Begin INPUT DATA

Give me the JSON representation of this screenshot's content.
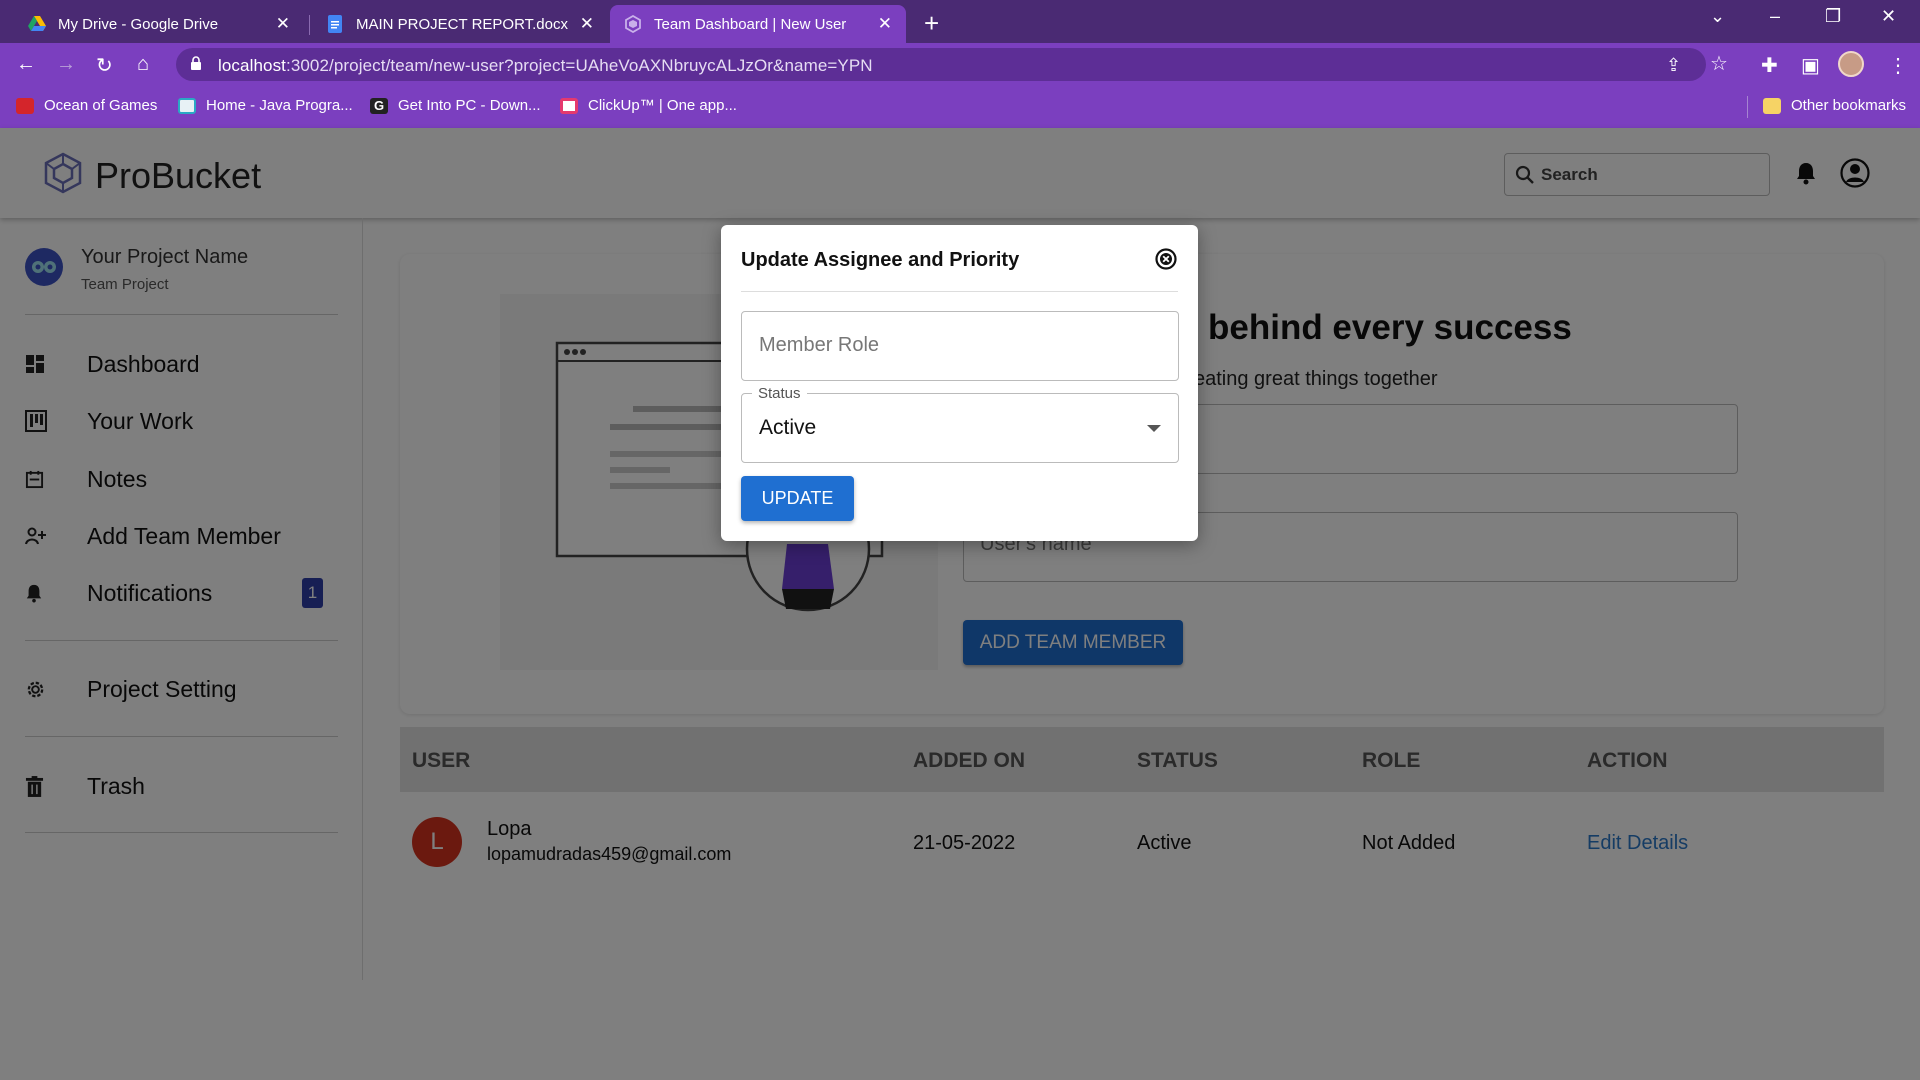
{
  "browser": {
    "tabs": [
      {
        "title": "My Drive - Google Drive",
        "active": false
      },
      {
        "title": "MAIN PROJECT REPORT.docx - G",
        "active": false
      },
      {
        "title": "Team Dashboard | New User",
        "active": true
      }
    ],
    "url_host": "localhost",
    "url_rest": ":3002/project/team/new-user?project=UAheVoAXNbruycALJzOr&name=YPN",
    "bookmarks": [
      "Ocean of Games",
      "Home - Java Progra...",
      "Get Into PC - Down...",
      "ClickUp™ | One app..."
    ],
    "other_bookmarks": "Other bookmarks"
  },
  "app": {
    "brand": "ProBucket",
    "search_placeholder": "Search"
  },
  "sidebar": {
    "project_name": "Your Project Name",
    "project_type": "Team Project",
    "nav": [
      {
        "label": "Dashboard",
        "icon": "dashboard-icon"
      },
      {
        "label": "Your Work",
        "icon": "kanban-icon"
      },
      {
        "label": "Notes",
        "icon": "calendar-icon"
      },
      {
        "label": "Add Team Member",
        "icon": "person-add-icon"
      },
      {
        "label": "Notifications",
        "icon": "bell-icon",
        "badge": "1"
      },
      {
        "label": "Project Setting",
        "icon": "gear-icon"
      },
      {
        "label": "Trash",
        "icon": "trash-icon"
      }
    ]
  },
  "main": {
    "hero_title": "behind every success",
    "hero_subtitle": "eating great things together",
    "name_placeholder": "User's name",
    "add_button": "ADD TEAM MEMBER"
  },
  "table": {
    "columns": [
      "USER",
      "ADDED ON",
      "STATUS",
      "ROLE",
      "ACTION"
    ],
    "rows": [
      {
        "initial": "L",
        "name": "Lopa",
        "email": "lopamudradas459@gmail.com",
        "added_on": "21-05-2022",
        "status": "Active",
        "role": "Not Added",
        "action": "Edit Details"
      }
    ]
  },
  "modal": {
    "title": "Update Assignee and Priority",
    "role_placeholder": "Member Role",
    "status_label": "Status",
    "status_value": "Active",
    "update_label": "UPDATE"
  },
  "colors": {
    "browser_frame": "#7b3fbf",
    "primary_button": "#1f6fd1",
    "avatar": "#d6321e",
    "link": "#2b78c8",
    "badge": "#2f3ea8"
  }
}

End INPUT DATA

• TASK REQUIREMENTS: Reproduce the material word for word, minus the images.

• FINISHED TASK:
Give me the JSON representation of this screenshot's content.
{
  "browser": {
    "tabs": [
      {
        "title": "My Drive - Google Drive",
        "active": false
      },
      {
        "title": "MAIN PROJECT REPORT.docx - G",
        "active": false
      },
      {
        "title": "Team Dashboard | New User",
        "active": true
      }
    ],
    "url_host": "localhost",
    "url_rest": ":3002/project/team/new-user?project=UAheVoAXNbruycALJzOr&name=YPN",
    "bookmarks": [
      "Ocean of Games",
      "Home - Java Progra...",
      "Get Into PC - Down...",
      "ClickUp™ | One app..."
    ],
    "other_bookmarks": "Other bookmarks"
  },
  "app": {
    "brand": "ProBucket",
    "search_placeholder": "Search"
  },
  "sidebar": {
    "project_name": "Your Project Name",
    "project_type": "Team Project",
    "nav": [
      {
        "label": "Dashboard",
        "icon": "dashboard-icon"
      },
      {
        "label": "Your Work",
        "icon": "kanban-icon"
      },
      {
        "label": "Notes",
        "icon": "calendar-icon"
      },
      {
        "label": "Add Team Member",
        "icon": "person-add-icon"
      },
      {
        "label": "Notifications",
        "icon": "bell-icon",
        "badge": "1"
      },
      {
        "label": "Project Setting",
        "icon": "gear-icon"
      },
      {
        "label": "Trash",
        "icon": "trash-icon"
      }
    ]
  },
  "main": {
    "hero_title": "behind every success",
    "hero_subtitle": "eating great things together",
    "name_placeholder": "User's name",
    "add_button": "ADD TEAM MEMBER"
  },
  "table": {
    "columns": [
      "USER",
      "ADDED ON",
      "STATUS",
      "ROLE",
      "ACTION"
    ],
    "rows": [
      {
        "initial": "L",
        "name": "Lopa",
        "email": "lopamudradas459@gmail.com",
        "added_on": "21-05-2022",
        "status": "Active",
        "role": "Not Added",
        "action": "Edit Details"
      }
    ]
  },
  "modal": {
    "title": "Update Assignee and Priority",
    "role_placeholder": "Member Role",
    "status_label": "Status",
    "status_value": "Active",
    "update_label": "UPDATE"
  },
  "colors": {
    "browser_frame": "#7b3fbf",
    "primary_button": "#1f6fd1",
    "avatar": "#d6321e",
    "link": "#2b78c8",
    "badge": "#2f3ea8"
  }
}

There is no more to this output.